[Dataset rows]
■ ■ ■

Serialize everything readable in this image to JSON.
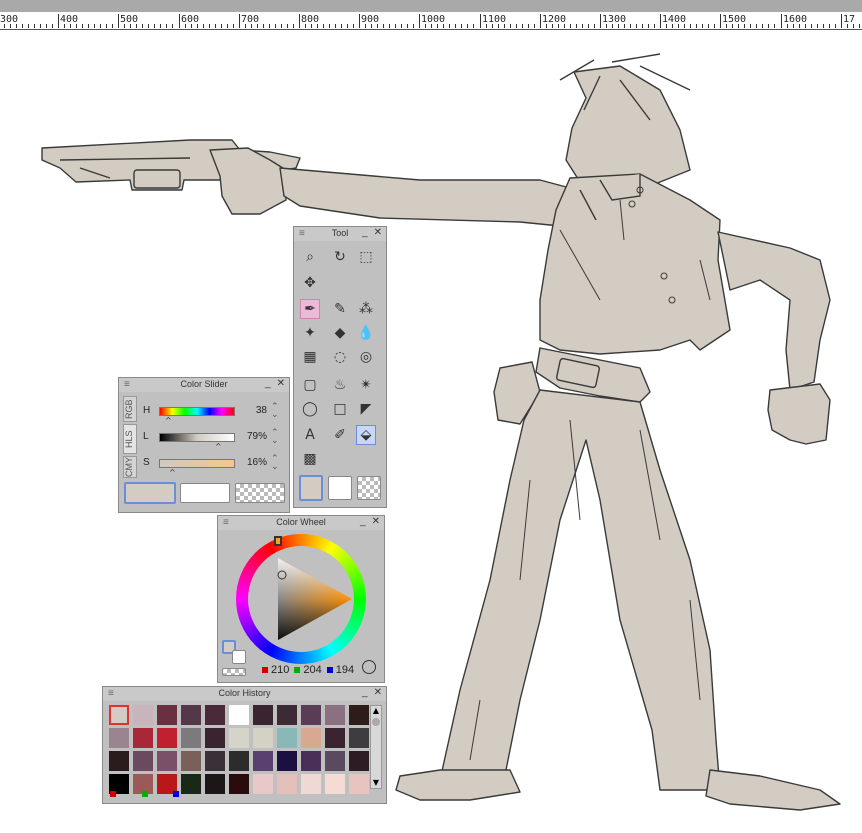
{
  "ruler": {
    "labels": [
      "300",
      "400",
      "500",
      "600",
      "700",
      "800",
      "900",
      "1000",
      "1100",
      "1200",
      "1300",
      "1400",
      "1500",
      "1600",
      "17"
    ]
  },
  "tool_palette": {
    "title": "Tool",
    "tools": [
      {
        "name": "zoom-icon",
        "glyph": "⌕"
      },
      {
        "name": "rotate-view-icon",
        "glyph": "↻"
      },
      {
        "name": "object-select-icon",
        "glyph": "⬚"
      },
      {
        "name": "move-icon",
        "glyph": "✥"
      },
      {
        "name": "pen-icon",
        "glyph": "✒"
      },
      {
        "name": "brush-icon",
        "glyph": "✎"
      },
      {
        "name": "airbrush-icon",
        "glyph": "⁂"
      },
      {
        "name": "decoration-icon",
        "glyph": "✦"
      },
      {
        "name": "eraser-icon",
        "glyph": "◆"
      },
      {
        "name": "blend-icon",
        "glyph": "💧"
      },
      {
        "name": "ruler-tool-icon",
        "glyph": "▦"
      },
      {
        "name": "lasso-icon",
        "glyph": "◌"
      },
      {
        "name": "mesh-icon",
        "glyph": "◎"
      },
      {
        "name": "rect-select-icon",
        "glyph": "▢"
      },
      {
        "name": "cake-icon",
        "glyph": "♨"
      },
      {
        "name": "auto-select-icon",
        "glyph": "✴"
      },
      {
        "name": "ellipse-select-icon",
        "glyph": "◯"
      },
      {
        "name": "frame-icon",
        "glyph": "□"
      },
      {
        "name": "polyline-icon",
        "glyph": "◤"
      },
      {
        "name": "text-icon",
        "glyph": "A"
      },
      {
        "name": "eyedropper-icon",
        "glyph": "✐"
      },
      {
        "name": "fill-icon",
        "glyph": "⬙"
      },
      {
        "name": "gradient-icon",
        "glyph": "▩"
      }
    ]
  },
  "color_slider": {
    "title": "Color Slider",
    "tabs": [
      "RGB",
      "HLS",
      "CMY"
    ],
    "rows": [
      {
        "label": "H",
        "value": "38"
      },
      {
        "label": "L",
        "value": "79%"
      },
      {
        "label": "S",
        "value": "16%"
      }
    ]
  },
  "color_wheel": {
    "title": "Color Wheel",
    "r": "210",
    "g": "204",
    "b": "194"
  },
  "color_history": {
    "title": "Color History",
    "swatches": [
      "#d2ccc2",
      "#c9b3bd",
      "#6a3040",
      "#54384a",
      "#4a2a38",
      "#ffffff",
      "#3a2430",
      "#3c2a34",
      "#5a3c56",
      "#8a7080",
      "#2e1c18",
      "#9a8490",
      "#a82838",
      "#c02030",
      "#7c7a7c",
      "#3a2430",
      "#d4d4c8",
      "#d4d2c4",
      "#8ab8b8",
      "#d8a890",
      "#3a2430",
      "#3e3c3e",
      "#2a1c1c",
      "#6a4a5e",
      "#7a5068",
      "#7a6058",
      "#3a3038",
      "#2c2c2c",
      "#5a4070",
      "#1c1040",
      "#4a3058",
      "#5a4a60",
      "#2e1c24",
      "#000000",
      "#9a5a58",
      "#b81818",
      "#1a2818",
      "#1c1618",
      "#2a0c0c",
      "#e8c8c8",
      "#e4c0bc",
      "#f0d8d4",
      "#f4dcd4",
      "#e8c4c0"
    ]
  },
  "colors": {
    "main": "#d2ccc2",
    "accent_border": "#6b8fd6",
    "panel_bg": "#c0c0c0",
    "title_bg": "#c9c9c9",
    "sketch_fill": "#d2ccc2",
    "sketch_line": "#3a3a3a"
  }
}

■ ■ ■

TASK PROMPT:
Repeat the records in full, exactly as they appear, without the pictures.

EXERCISE OUTPUT:
Serialize everything readable in this image to JSON.
{
  "ruler": {
    "labels": [
      "300",
      "400",
      "500",
      "600",
      "700",
      "800",
      "900",
      "1000",
      "1100",
      "1200",
      "1300",
      "1400",
      "1500",
      "1600",
      "17"
    ]
  },
  "tool_palette": {
    "title": "Tool",
    "tools": [
      {
        "name": "zoom-icon",
        "glyph": "⌕"
      },
      {
        "name": "rotate-view-icon",
        "glyph": "↻"
      },
      {
        "name": "object-select-icon",
        "glyph": "⬚"
      },
      {
        "name": "move-icon",
        "glyph": "✥"
      },
      {
        "name": "pen-icon",
        "glyph": "✒"
      },
      {
        "name": "brush-icon",
        "glyph": "✎"
      },
      {
        "name": "airbrush-icon",
        "glyph": "⁂"
      },
      {
        "name": "decoration-icon",
        "glyph": "✦"
      },
      {
        "name": "eraser-icon",
        "glyph": "◆"
      },
      {
        "name": "blend-icon",
        "glyph": "💧"
      },
      {
        "name": "ruler-tool-icon",
        "glyph": "▦"
      },
      {
        "name": "lasso-icon",
        "glyph": "◌"
      },
      {
        "name": "mesh-icon",
        "glyph": "◎"
      },
      {
        "name": "rect-select-icon",
        "glyph": "▢"
      },
      {
        "name": "cake-icon",
        "glyph": "♨"
      },
      {
        "name": "auto-select-icon",
        "glyph": "✴"
      },
      {
        "name": "ellipse-select-icon",
        "glyph": "◯"
      },
      {
        "name": "frame-icon",
        "glyph": "□"
      },
      {
        "name": "polyline-icon",
        "glyph": "◤"
      },
      {
        "name": "text-icon",
        "glyph": "A"
      },
      {
        "name": "eyedropper-icon",
        "glyph": "✐"
      },
      {
        "name": "fill-icon",
        "glyph": "⬙"
      },
      {
        "name": "gradient-icon",
        "glyph": "▩"
      }
    ]
  },
  "color_slider": {
    "title": "Color Slider",
    "tabs": [
      "RGB",
      "HLS",
      "CMY"
    ],
    "rows": [
      {
        "label": "H",
        "value": "38"
      },
      {
        "label": "L",
        "value": "79%"
      },
      {
        "label": "S",
        "value": "16%"
      }
    ]
  },
  "color_wheel": {
    "title": "Color Wheel",
    "r": "210",
    "g": "204",
    "b": "194"
  },
  "color_history": {
    "title": "Color History",
    "swatches": [
      "#d2ccc2",
      "#c9b3bd",
      "#6a3040",
      "#54384a",
      "#4a2a38",
      "#ffffff",
      "#3a2430",
      "#3c2a34",
      "#5a3c56",
      "#8a7080",
      "#2e1c18",
      "#9a8490",
      "#a82838",
      "#c02030",
      "#7c7a7c",
      "#3a2430",
      "#d4d4c8",
      "#d4d2c4",
      "#8ab8b8",
      "#d8a890",
      "#3a2430",
      "#3e3c3e",
      "#2a1c1c",
      "#6a4a5e",
      "#7a5068",
      "#7a6058",
      "#3a3038",
      "#2c2c2c",
      "#5a4070",
      "#1c1040",
      "#4a3058",
      "#5a4a60",
      "#2e1c24",
      "#000000",
      "#9a5a58",
      "#b81818",
      "#1a2818",
      "#1c1618",
      "#2a0c0c",
      "#e8c8c8",
      "#e4c0bc",
      "#f0d8d4",
      "#f4dcd4",
      "#e8c4c0"
    ]
  },
  "colors": {
    "main": "#d2ccc2",
    "accent_border": "#6b8fd6",
    "panel_bg": "#c0c0c0",
    "title_bg": "#c9c9c9",
    "sketch_fill": "#d2ccc2",
    "sketch_line": "#3a3a3a"
  }
}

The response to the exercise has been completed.